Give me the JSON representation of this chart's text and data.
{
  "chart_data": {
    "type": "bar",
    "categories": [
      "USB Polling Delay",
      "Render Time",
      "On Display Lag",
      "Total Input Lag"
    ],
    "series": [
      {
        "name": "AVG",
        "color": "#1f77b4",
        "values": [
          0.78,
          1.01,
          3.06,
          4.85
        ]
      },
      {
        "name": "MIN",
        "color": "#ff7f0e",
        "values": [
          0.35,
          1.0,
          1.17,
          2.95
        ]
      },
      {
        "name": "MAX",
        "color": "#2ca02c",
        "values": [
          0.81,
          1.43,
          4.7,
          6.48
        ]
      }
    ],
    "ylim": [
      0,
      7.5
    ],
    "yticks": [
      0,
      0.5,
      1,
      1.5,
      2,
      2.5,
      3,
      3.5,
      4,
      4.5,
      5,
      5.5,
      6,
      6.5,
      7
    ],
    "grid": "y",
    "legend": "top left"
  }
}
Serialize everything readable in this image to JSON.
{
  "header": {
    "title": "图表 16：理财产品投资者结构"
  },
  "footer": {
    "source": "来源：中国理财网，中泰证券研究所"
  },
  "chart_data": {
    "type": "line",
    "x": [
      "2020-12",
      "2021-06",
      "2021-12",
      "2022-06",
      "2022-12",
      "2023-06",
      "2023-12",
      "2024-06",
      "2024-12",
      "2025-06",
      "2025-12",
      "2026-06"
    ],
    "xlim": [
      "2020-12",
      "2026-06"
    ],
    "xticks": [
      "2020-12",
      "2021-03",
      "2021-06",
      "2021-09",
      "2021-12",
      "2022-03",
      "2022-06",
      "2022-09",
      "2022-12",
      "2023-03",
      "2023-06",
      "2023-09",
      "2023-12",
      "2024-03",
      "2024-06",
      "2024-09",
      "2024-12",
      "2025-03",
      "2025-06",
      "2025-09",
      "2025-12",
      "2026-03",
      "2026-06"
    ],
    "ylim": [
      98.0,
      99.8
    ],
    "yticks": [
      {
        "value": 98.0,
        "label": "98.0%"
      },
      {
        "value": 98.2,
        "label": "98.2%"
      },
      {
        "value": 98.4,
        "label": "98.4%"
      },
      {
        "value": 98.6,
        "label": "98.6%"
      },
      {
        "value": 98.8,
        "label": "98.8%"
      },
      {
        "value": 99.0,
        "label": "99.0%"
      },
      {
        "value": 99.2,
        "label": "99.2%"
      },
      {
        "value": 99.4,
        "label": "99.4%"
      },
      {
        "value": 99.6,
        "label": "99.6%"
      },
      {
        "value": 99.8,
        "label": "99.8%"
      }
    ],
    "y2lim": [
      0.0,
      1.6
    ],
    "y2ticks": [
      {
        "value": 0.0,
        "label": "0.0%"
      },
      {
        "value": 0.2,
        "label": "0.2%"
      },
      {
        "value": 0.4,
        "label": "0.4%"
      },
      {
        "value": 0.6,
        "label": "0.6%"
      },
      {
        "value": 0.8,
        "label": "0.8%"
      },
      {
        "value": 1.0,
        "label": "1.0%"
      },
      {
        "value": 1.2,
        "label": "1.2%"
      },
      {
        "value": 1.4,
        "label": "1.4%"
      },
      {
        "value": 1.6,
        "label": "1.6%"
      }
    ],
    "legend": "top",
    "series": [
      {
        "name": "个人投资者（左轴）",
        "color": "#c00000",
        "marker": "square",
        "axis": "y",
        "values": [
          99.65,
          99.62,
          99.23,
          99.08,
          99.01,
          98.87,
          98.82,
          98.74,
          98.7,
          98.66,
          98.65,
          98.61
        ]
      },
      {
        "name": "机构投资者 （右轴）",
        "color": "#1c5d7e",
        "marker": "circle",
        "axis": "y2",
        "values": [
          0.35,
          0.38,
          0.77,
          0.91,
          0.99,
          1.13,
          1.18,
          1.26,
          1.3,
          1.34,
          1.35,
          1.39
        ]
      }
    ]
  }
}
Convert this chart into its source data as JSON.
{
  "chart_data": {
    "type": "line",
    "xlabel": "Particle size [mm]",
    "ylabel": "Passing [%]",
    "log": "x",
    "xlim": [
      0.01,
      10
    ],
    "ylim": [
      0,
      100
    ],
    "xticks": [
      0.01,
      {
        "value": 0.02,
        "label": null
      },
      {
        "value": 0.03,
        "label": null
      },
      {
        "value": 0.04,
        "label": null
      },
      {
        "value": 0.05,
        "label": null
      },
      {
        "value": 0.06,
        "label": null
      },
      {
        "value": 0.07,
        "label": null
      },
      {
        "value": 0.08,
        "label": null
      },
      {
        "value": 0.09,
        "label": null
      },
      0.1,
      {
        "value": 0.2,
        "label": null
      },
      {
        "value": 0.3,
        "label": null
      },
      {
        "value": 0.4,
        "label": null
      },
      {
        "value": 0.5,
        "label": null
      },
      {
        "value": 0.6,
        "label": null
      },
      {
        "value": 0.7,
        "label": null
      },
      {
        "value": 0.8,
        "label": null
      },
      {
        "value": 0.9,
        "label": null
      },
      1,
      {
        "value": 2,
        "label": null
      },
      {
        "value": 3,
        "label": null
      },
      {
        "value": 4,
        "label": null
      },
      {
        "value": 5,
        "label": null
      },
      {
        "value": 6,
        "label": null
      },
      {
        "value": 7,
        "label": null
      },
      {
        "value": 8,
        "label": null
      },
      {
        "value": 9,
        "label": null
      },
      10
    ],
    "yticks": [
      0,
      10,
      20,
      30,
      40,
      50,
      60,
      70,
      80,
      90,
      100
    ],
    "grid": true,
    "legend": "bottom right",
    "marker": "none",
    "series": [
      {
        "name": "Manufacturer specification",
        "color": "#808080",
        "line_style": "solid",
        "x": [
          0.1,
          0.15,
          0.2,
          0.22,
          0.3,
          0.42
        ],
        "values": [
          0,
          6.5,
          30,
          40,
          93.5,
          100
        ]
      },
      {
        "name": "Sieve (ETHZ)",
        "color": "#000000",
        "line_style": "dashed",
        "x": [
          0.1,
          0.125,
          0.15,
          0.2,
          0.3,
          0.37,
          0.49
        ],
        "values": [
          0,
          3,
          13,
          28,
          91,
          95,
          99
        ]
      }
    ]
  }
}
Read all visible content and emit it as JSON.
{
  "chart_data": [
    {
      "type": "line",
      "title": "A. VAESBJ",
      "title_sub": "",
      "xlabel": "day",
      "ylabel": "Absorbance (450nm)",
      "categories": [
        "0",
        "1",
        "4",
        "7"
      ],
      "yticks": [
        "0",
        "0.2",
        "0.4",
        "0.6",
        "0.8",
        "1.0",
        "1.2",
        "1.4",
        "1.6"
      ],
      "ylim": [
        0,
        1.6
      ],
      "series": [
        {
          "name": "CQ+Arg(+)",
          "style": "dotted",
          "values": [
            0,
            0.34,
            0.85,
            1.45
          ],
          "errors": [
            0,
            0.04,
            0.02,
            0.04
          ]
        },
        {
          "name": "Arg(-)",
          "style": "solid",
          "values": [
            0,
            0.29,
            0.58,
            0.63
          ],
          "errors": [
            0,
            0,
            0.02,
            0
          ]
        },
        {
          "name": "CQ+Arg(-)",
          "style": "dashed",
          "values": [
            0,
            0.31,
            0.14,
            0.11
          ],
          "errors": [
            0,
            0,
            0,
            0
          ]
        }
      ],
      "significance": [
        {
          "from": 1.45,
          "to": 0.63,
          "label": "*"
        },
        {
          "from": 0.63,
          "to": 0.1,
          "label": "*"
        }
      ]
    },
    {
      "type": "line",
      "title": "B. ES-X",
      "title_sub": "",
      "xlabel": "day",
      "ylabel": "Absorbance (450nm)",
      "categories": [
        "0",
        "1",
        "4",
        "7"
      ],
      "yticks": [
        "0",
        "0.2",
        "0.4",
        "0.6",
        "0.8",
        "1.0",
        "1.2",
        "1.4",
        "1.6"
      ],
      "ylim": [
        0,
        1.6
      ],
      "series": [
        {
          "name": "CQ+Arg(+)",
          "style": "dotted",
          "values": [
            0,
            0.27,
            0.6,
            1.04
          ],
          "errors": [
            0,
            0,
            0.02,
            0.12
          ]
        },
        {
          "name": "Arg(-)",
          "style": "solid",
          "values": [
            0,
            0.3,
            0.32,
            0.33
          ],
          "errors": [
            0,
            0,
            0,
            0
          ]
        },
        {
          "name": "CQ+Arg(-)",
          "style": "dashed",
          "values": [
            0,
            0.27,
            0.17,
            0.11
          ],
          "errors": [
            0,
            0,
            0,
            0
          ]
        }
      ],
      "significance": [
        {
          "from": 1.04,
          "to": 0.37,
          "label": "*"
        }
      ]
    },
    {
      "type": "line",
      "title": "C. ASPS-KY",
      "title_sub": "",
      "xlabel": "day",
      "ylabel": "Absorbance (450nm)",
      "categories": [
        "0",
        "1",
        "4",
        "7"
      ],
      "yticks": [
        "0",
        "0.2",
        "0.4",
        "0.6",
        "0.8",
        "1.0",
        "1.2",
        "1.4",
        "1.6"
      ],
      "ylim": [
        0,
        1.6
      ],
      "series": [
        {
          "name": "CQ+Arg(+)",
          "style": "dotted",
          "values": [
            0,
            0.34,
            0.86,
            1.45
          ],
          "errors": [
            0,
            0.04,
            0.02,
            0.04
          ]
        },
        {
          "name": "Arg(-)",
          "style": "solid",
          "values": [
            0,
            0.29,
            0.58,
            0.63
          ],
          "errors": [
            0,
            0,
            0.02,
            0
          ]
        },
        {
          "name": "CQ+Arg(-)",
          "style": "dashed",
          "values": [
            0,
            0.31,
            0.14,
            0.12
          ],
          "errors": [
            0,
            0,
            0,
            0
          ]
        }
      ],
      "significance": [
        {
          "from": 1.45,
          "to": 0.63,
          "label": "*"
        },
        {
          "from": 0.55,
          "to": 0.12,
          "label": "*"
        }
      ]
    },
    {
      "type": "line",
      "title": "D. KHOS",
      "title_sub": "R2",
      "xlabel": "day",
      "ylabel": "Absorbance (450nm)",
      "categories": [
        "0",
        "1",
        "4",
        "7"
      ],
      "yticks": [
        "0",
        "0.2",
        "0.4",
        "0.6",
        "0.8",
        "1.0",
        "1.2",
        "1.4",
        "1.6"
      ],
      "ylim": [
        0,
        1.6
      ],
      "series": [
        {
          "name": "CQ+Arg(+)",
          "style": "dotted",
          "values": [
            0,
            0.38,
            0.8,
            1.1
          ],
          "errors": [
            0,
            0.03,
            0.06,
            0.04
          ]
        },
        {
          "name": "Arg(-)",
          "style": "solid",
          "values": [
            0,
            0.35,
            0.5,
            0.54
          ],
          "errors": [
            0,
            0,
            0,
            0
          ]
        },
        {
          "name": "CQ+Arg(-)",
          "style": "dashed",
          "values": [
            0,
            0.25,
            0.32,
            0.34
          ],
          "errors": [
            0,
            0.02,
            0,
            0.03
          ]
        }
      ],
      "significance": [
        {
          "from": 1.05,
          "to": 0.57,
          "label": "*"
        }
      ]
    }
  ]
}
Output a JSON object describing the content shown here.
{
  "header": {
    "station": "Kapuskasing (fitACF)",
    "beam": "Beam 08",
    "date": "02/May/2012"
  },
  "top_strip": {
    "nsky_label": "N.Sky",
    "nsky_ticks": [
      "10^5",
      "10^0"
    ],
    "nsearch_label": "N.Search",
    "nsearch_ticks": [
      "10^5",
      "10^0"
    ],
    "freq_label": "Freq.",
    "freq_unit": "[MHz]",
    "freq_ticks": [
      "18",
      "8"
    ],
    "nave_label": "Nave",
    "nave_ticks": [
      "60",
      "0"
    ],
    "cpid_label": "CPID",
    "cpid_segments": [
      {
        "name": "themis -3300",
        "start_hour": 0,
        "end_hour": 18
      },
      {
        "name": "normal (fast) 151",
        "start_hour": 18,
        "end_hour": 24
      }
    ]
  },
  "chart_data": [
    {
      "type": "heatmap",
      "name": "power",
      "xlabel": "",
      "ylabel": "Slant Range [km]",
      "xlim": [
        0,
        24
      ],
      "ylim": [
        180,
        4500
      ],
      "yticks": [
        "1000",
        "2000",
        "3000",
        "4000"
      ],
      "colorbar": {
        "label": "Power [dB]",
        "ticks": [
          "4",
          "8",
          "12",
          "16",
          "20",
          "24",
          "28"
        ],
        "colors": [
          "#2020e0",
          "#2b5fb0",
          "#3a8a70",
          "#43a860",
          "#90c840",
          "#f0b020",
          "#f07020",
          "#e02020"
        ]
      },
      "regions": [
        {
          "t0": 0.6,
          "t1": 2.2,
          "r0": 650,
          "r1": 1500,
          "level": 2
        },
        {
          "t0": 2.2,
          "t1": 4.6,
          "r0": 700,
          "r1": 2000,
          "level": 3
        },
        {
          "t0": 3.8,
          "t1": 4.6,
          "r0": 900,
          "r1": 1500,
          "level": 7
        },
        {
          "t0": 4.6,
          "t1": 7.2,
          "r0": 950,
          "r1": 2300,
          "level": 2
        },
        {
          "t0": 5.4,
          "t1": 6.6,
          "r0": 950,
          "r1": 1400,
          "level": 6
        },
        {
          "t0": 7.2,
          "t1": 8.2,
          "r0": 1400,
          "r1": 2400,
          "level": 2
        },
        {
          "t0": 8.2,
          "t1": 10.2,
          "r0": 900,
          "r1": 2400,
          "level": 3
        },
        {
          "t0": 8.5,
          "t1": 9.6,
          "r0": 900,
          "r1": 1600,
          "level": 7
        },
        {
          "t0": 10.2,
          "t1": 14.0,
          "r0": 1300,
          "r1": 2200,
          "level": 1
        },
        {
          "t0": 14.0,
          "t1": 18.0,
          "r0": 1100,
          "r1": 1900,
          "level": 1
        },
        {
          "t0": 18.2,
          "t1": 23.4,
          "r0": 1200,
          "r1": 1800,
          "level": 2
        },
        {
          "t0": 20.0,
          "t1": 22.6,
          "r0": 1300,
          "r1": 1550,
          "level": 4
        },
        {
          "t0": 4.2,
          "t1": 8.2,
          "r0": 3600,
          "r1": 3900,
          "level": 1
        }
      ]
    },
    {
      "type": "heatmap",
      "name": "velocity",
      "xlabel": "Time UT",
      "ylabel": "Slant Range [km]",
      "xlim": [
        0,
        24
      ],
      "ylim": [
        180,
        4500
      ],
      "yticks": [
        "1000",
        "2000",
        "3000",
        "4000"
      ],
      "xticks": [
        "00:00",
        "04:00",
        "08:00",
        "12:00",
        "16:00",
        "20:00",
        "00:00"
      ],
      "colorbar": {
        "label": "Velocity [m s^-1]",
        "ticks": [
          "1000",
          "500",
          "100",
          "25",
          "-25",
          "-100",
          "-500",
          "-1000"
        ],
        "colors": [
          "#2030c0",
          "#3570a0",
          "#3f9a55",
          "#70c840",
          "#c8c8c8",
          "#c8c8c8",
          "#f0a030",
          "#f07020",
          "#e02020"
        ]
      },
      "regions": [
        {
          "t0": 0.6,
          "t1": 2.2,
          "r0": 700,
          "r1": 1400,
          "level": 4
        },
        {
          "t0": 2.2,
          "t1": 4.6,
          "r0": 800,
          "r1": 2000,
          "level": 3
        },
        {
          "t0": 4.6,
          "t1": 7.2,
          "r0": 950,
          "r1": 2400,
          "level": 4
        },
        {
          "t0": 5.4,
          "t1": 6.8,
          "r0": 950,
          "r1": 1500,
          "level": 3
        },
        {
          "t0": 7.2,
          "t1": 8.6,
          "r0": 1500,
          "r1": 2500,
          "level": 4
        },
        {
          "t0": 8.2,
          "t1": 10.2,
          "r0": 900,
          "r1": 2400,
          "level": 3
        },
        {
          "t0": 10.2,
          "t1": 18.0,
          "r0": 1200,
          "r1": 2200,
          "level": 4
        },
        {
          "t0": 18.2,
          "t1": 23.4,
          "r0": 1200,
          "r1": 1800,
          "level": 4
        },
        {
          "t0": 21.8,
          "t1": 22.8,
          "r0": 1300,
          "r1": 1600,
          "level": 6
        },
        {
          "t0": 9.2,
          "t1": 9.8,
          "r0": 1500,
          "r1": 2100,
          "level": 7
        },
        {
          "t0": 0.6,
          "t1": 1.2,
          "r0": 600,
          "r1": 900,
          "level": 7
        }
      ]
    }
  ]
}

+ + + + +

### WORK INSTRUCTIONS
Reproduce each line of the entries in which the word "source" is found.

### ANSWER BELOW
    "source": "来源：中国理财网，中泰证券研究所"
Convert this chart into its source data as JSON.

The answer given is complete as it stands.